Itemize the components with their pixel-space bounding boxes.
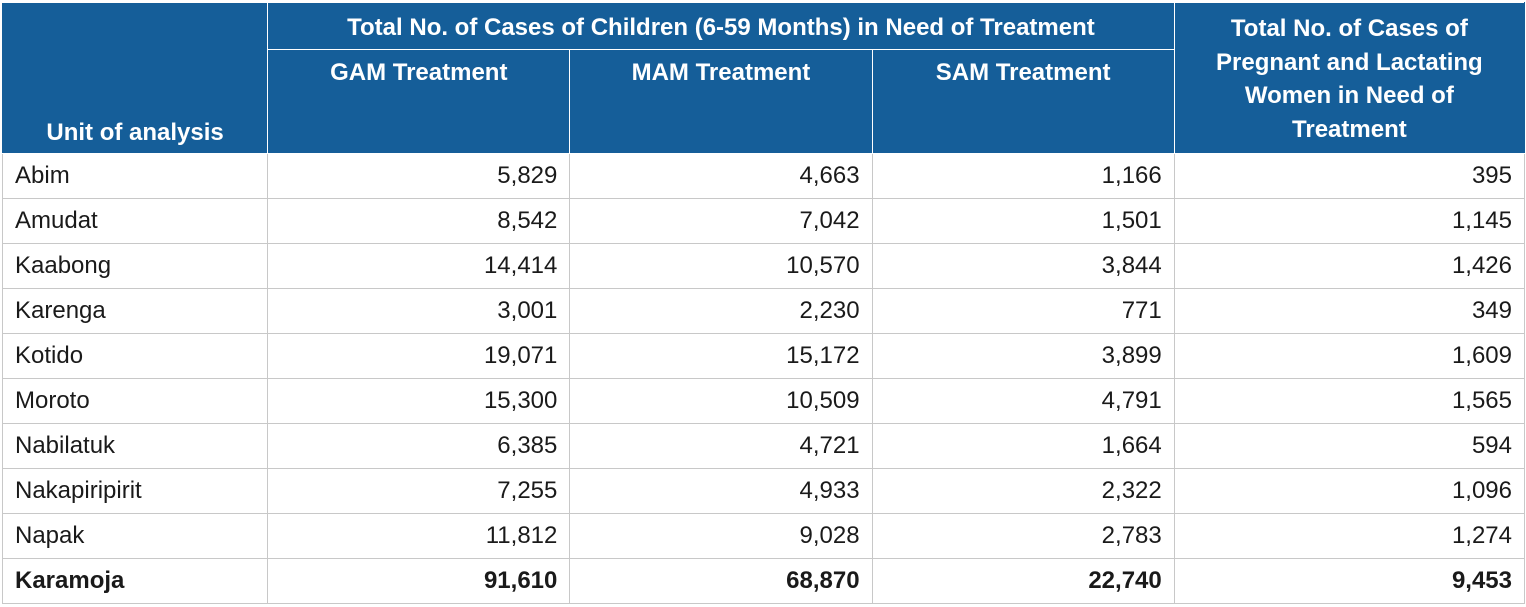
mam-cell: 9,028 xyxy=(569,513,873,559)
mam-cell: 4,721 xyxy=(569,423,873,469)
header-row-1: Unit of analysis Total No. of Cases of C… xyxy=(1,2,1526,154)
gam-cell: 15,300 xyxy=(267,378,571,424)
unit-cell: Kotido xyxy=(1,333,269,379)
gam-cell: 19,071 xyxy=(267,333,571,379)
plw-cell: 594 xyxy=(1173,423,1526,469)
sam-cell: 3,899 xyxy=(871,333,1175,379)
table-row: Amudat 8,542 7,042 1,501 1,145 xyxy=(1,198,1526,244)
unit-cell: Nabilatuk xyxy=(1,423,269,469)
sam-cell: 2,783 xyxy=(871,513,1175,559)
plw-cell: 1,145 xyxy=(1173,198,1526,244)
sam-cell: 1,501 xyxy=(871,198,1175,244)
unit-cell: Amudat xyxy=(1,198,269,244)
total-mam-cell: 68,870 xyxy=(569,558,873,604)
plw-cell: 1,609 xyxy=(1173,333,1526,379)
gam-cell: 5,829 xyxy=(267,153,571,199)
table-row: Moroto 15,300 10,509 4,791 1,565 xyxy=(1,378,1526,424)
unit-of-analysis-header: Unit of analysis xyxy=(1,2,269,154)
mam-cell: 4,933 xyxy=(569,468,873,514)
sam-cell: 771 xyxy=(871,288,1175,334)
unit-cell: Karenga xyxy=(1,288,269,334)
table-header: Unit of analysis Total No. of Cases of C… xyxy=(1,2,1526,154)
table-row: Kotido 19,071 15,172 3,899 1,609 xyxy=(1,333,1526,379)
plw-cell: 1,426 xyxy=(1173,243,1526,289)
table-row: Nabilatuk 6,385 4,721 1,664 594 xyxy=(1,423,1526,469)
sam-cell: 1,664 xyxy=(871,423,1175,469)
plw-cases-header: Total No. of Cases of Pregnant and Lacta… xyxy=(1173,2,1526,154)
sam-cell: 4,791 xyxy=(871,378,1175,424)
total-unit-cell: Karamoja xyxy=(1,558,269,604)
mam-cell: 15,172 xyxy=(569,333,873,379)
plw-cell: 1,274 xyxy=(1173,513,1526,559)
plw-cell: 349 xyxy=(1173,288,1526,334)
plw-cell: 1,565 xyxy=(1173,378,1526,424)
table-row: Nakapiripirit 7,255 4,933 2,322 1,096 xyxy=(1,468,1526,514)
plw-cell: 395 xyxy=(1173,153,1526,199)
mam-cell: 10,570 xyxy=(569,243,873,289)
table-body: Abim 5,829 4,663 1,166 395 Amudat 8,542 … xyxy=(1,153,1526,604)
gam-cell: 8,542 xyxy=(267,198,571,244)
table-row: Kaabong 14,414 10,570 3,844 1,426 xyxy=(1,243,1526,289)
table-row: Napak 11,812 9,028 2,783 1,274 xyxy=(1,513,1526,559)
header-row-2: GAM Treatment MAM Treatment SAM Treatmen… xyxy=(3,49,1525,154)
gam-cell: 7,255 xyxy=(267,468,571,514)
table-row: Karenga 3,001 2,230 771 349 xyxy=(1,288,1526,334)
table-row: Abim 5,829 4,663 1,166 395 xyxy=(1,153,1526,199)
unit-cell: Nakapiripirit xyxy=(1,468,269,514)
unit-cell: Abim xyxy=(1,153,269,199)
sam-cell: 2,322 xyxy=(871,468,1175,514)
total-plw-cell: 9,453 xyxy=(1173,558,1526,604)
mam-cell: 10,509 xyxy=(569,378,873,424)
children-cases-group-header: Total No. of Cases of Children (6-59 Mon… xyxy=(267,2,1175,50)
mam-cell: 4,663 xyxy=(569,153,873,199)
total-gam-cell: 91,610 xyxy=(267,558,571,604)
unit-cell: Napak xyxy=(1,513,269,559)
sam-cell: 1,166 xyxy=(871,153,1175,199)
gam-cell: 6,385 xyxy=(267,423,571,469)
mam-cell: 2,230 xyxy=(569,288,873,334)
sam-treatment-header: SAM Treatment xyxy=(871,49,1175,154)
sam-cell: 3,844 xyxy=(871,243,1175,289)
plw-cell: 1,096 xyxy=(1173,468,1526,514)
total-row: Karamoja 91,610 68,870 22,740 9,453 xyxy=(1,558,1526,604)
unit-cell: Moroto xyxy=(1,378,269,424)
total-sam-cell: 22,740 xyxy=(871,558,1175,604)
unit-cell: Kaabong xyxy=(1,243,269,289)
gam-cell: 3,001 xyxy=(267,288,571,334)
mam-cell: 7,042 xyxy=(569,198,873,244)
gam-cell: 11,812 xyxy=(267,513,571,559)
gam-cell: 14,414 xyxy=(267,243,571,289)
mam-treatment-header: MAM Treatment xyxy=(569,49,873,154)
gam-treatment-header: GAM Treatment xyxy=(267,49,571,154)
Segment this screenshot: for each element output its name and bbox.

# # # #

Rewrite all of the material above as a numbered list, leaving out blank lines and the pictures.

FINISHED ANSWER:
1. Itemize the components with their pixel-space bounding boxes.
2. mam-cell: 9,028 xyxy=(569,513,873,559)
3. mam-cell: 4,721 xyxy=(569,423,873,469)
4. header-row-1: Unit of analysis Total No. of Cases of C… xyxy=(1,2,1526,154)
5. gam-cell: 15,300 xyxy=(267,378,571,424)
6. unit-cell: Kotido xyxy=(1,333,269,379)
7. gam-cell: 19,071 xyxy=(267,333,571,379)
8. plw-cell: 594 xyxy=(1173,423,1526,469)
9. sam-cell: 3,899 xyxy=(871,333,1175,379)
10. table-row: Amudat 8,542 7,042 1,501 1,145 xyxy=(1,198,1526,244)
11. unit-cell: Nabilatuk xyxy=(1,423,269,469)
12. sam-cell: 2,783 xyxy=(871,513,1175,559)
13. plw-cell: 1,145 xyxy=(1173,198,1526,244)
14. sam-cell: 1,501 xyxy=(871,198,1175,244)
15. unit-cell: Amudat xyxy=(1,198,269,244)
16. total-mam-cell: 68,870 xyxy=(569,558,873,604)
17. plw-cell: 1,609 xyxy=(1173,333,1526,379)
18. gam-cell: 5,829 xyxy=(267,153,571,199)
19. table-row: Moroto 15,300 10,509 4,791 1,565 xyxy=(1,378,1526,424)
20. unit-of-analysis-header: Unit of analysis xyxy=(1,2,269,154)
21. mam-cell: 4,933 xyxy=(569,468,873,514)
22. sam-cell: 771 xyxy=(871,288,1175,334)
23. unit-cell: Karenga xyxy=(1,288,269,334)
24. table-header: Unit of analysis Total No. of Cases of C… xyxy=(1,2,1526,154)
25. table-row: Kotido 19,071 15,172 3,899 1,609 xyxy=(1,333,1526,379)
26. plw-cell: 1,426 xyxy=(1173,243,1526,289)
27. table-row: Nabilatuk 6,385 4,721 1,664 594 xyxy=(1,423,1526,469)
28. sam-cell: 1,664 xyxy=(871,423,1175,469)
29. plw-cases-header: Total No. of Cases of Pregnant and Lacta… xyxy=(1173,2,1526,154)
30. sam-cell: 4,791 xyxy=(871,378,1175,424)
31. total-unit-cell: Karamoja xyxy=(1,558,269,604)
32. mam-cell: 15,172 xyxy=(569,333,873,379)
33. plw-cell: 1,274 xyxy=(1173,513,1526,559)
34. plw-cell: 349 xyxy=(1173,288,1526,334)
35. plw-cell: 1,565 xyxy=(1173,378,1526,424)
36. table-row: Nakapiripirit 7,255 4,933 2,322 1,096 xyxy=(1,468,1526,514)
37. plw-cell: 395 xyxy=(1173,153,1526,199)
38. mam-cell: 10,570 xyxy=(569,243,873,289)
39. table-body: Abim 5,829 4,663 1,166 395 Amudat 8,542 … xyxy=(1,153,1526,604)
40. gam-cell: 8,542 xyxy=(267,198,571,244)
41. table-row: Kaabong 14,414 10,570 3,844 1,426 xyxy=(1,243,1526,289)
42. table-row: Napak 11,812 9,028 2,783 1,274 xyxy=(1,513,1526,559)
43. header-row-2: GAM Treatment MAM Treatment SAM Treatmen… xyxy=(3,49,1525,154)
44. gam-cell: 7,255 xyxy=(267,468,571,514)
45. table-row: Karenga 3,001 2,230 771 349 xyxy=(1,288,1526,334)
46. table-row: Abim 5,829 4,663 1,166 395 xyxy=(1,153,1526,199)
47. unit-cell: Nakapiripirit xyxy=(1,468,269,514)
48. unit-cell: Abim xyxy=(1,153,269,199)
49. sam-cell: 2,322 xyxy=(871,468,1175,514)
50. total-plw-cell: 9,453 xyxy=(1173,558,1526,604)
51. mam-cell: 10,509 xyxy=(569,378,873,424)
52. children-cases-group-header: Total No. of Cases of Children (6-59 Mon… xyxy=(267,2,1175,50)
53. mam-cell: 4,663 xyxy=(569,153,873,199)
54. total-gam-cell: 91,610 xyxy=(267,558,571,604)
55. unit-cell: Napak xyxy=(1,513,269,559)
56. sam-cell: 1,166 xyxy=(871,153,1175,199)
57. gam-cell: 6,385 xyxy=(267,423,571,469)
58. mam-cell: 2,230 xyxy=(569,288,873,334)
59. sam-treatment-header: SAM Treatment xyxy=(871,49,1175,154)
60. sam-cell: 3,844 xyxy=(871,243,1175,289)
61. plw-cell: 1,096 xyxy=(1173,468,1526,514)
62. total-row: Karamoja 91,610 68,870 22,740 9,453 xyxy=(1,558,1526,604)
63. unit-cell: Moroto xyxy=(1,378,269,424)
64. total-sam-cell: 22,740 xyxy=(871,558,1175,604)
65. unit-cell: Kaabong xyxy=(1,243,269,289)
66. gam-cell: 3,001 xyxy=(267,288,571,334)
67. mam-cell: 7,042 xyxy=(569,198,873,244)
68. gam-cell: 11,812 xyxy=(267,513,571,559)
69. gam-cell: 14,414 xyxy=(267,243,571,289)
70. mam-treatment-header: MAM Treatment xyxy=(569,49,873,154)
71. gam-treatment-header: GAM Treatment xyxy=(267,49,571,154)
72. Segment this screenshot: for each element output its name and bbox.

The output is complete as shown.